Entries with figure data
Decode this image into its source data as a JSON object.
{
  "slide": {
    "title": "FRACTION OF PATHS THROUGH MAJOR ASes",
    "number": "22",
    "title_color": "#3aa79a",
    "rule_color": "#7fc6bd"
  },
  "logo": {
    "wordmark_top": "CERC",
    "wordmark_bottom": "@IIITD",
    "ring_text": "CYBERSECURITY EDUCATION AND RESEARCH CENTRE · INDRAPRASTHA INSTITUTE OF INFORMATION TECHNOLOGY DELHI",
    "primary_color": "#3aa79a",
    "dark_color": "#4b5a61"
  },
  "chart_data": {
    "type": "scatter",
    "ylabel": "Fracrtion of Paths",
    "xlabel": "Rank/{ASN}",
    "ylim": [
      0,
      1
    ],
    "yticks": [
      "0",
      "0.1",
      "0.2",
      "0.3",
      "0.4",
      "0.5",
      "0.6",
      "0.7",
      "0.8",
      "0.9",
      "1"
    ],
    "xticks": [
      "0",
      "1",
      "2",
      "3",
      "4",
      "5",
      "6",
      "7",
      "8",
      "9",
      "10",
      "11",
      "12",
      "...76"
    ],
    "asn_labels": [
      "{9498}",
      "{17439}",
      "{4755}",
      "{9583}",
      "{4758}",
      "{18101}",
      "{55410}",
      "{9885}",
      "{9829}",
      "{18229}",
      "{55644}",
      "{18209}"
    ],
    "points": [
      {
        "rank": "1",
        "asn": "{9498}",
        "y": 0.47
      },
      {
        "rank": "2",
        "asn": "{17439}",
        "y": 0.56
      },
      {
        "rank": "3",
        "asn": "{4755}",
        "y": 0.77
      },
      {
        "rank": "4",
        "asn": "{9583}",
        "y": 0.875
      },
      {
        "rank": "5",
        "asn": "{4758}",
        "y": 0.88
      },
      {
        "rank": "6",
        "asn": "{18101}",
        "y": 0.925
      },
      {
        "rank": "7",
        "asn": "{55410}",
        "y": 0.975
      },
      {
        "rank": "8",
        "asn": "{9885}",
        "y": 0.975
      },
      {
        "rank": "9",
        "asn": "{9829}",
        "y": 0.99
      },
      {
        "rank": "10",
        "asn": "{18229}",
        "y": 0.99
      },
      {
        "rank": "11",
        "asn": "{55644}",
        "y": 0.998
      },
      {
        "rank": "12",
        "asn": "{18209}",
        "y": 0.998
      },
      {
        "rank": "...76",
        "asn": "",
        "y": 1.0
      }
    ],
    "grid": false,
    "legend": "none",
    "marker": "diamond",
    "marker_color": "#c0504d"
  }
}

Exercise prompt:
Give the listing again, word for word.

Task solution:
Decode this image into its source data as a JSON object.
{
  "slide": {
    "title": "FRACTION OF PATHS THROUGH MAJOR ASes",
    "number": "22",
    "title_color": "#3aa79a",
    "rule_color": "#7fc6bd"
  },
  "logo": {
    "wordmark_top": "CERC",
    "wordmark_bottom": "@IIITD",
    "ring_text": "CYBERSECURITY EDUCATION AND RESEARCH CENTRE · INDRAPRASTHA INSTITUTE OF INFORMATION TECHNOLOGY DELHI",
    "primary_color": "#3aa79a",
    "dark_color": "#4b5a61"
  },
  "chart_data": {
    "type": "scatter",
    "ylabel": "Fracrtion of Paths",
    "xlabel": "Rank/{ASN}",
    "ylim": [
      0,
      1
    ],
    "yticks": [
      "0",
      "0.1",
      "0.2",
      "0.3",
      "0.4",
      "0.5",
      "0.6",
      "0.7",
      "0.8",
      "0.9",
      "1"
    ],
    "xticks": [
      "0",
      "1",
      "2",
      "3",
      "4",
      "5",
      "6",
      "7",
      "8",
      "9",
      "10",
      "11",
      "12",
      "...76"
    ],
    "asn_labels": [
      "{9498}",
      "{17439}",
      "{4755}",
      "{9583}",
      "{4758}",
      "{18101}",
      "{55410}",
      "{9885}",
      "{9829}",
      "{18229}",
      "{55644}",
      "{18209}"
    ],
    "points": [
      {
        "rank": "1",
        "asn": "{9498}",
        "y": 0.47
      },
      {
        "rank": "2",
        "asn": "{17439}",
        "y": 0.56
      },
      {
        "rank": "3",
        "asn": "{4755}",
        "y": 0.77
      },
      {
        "rank": "4",
        "asn": "{9583}",
        "y": 0.875
      },
      {
        "rank": "5",
        "asn": "{4758}",
        "y": 0.88
      },
      {
        "rank": "6",
        "asn": "{18101}",
        "y": 0.925
      },
      {
        "rank": "7",
        "asn": "{55410}",
        "y": 0.975
      },
      {
        "rank": "8",
        "asn": "{9885}",
        "y": 0.975
      },
      {
        "rank": "9",
        "asn": "{9829}",
        "y": 0.99
      },
      {
        "rank": "10",
        "asn": "{18229}",
        "y": 0.99
      },
      {
        "rank": "11",
        "asn": "{55644}",
        "y": 0.998
      },
      {
        "rank": "12",
        "asn": "{18209}",
        "y": 0.998
      },
      {
        "rank": "...76",
        "asn": "",
        "y": 1.0
      }
    ],
    "grid": false,
    "legend": "none",
    "marker": "diamond",
    "marker_color": "#c0504d"
  }
}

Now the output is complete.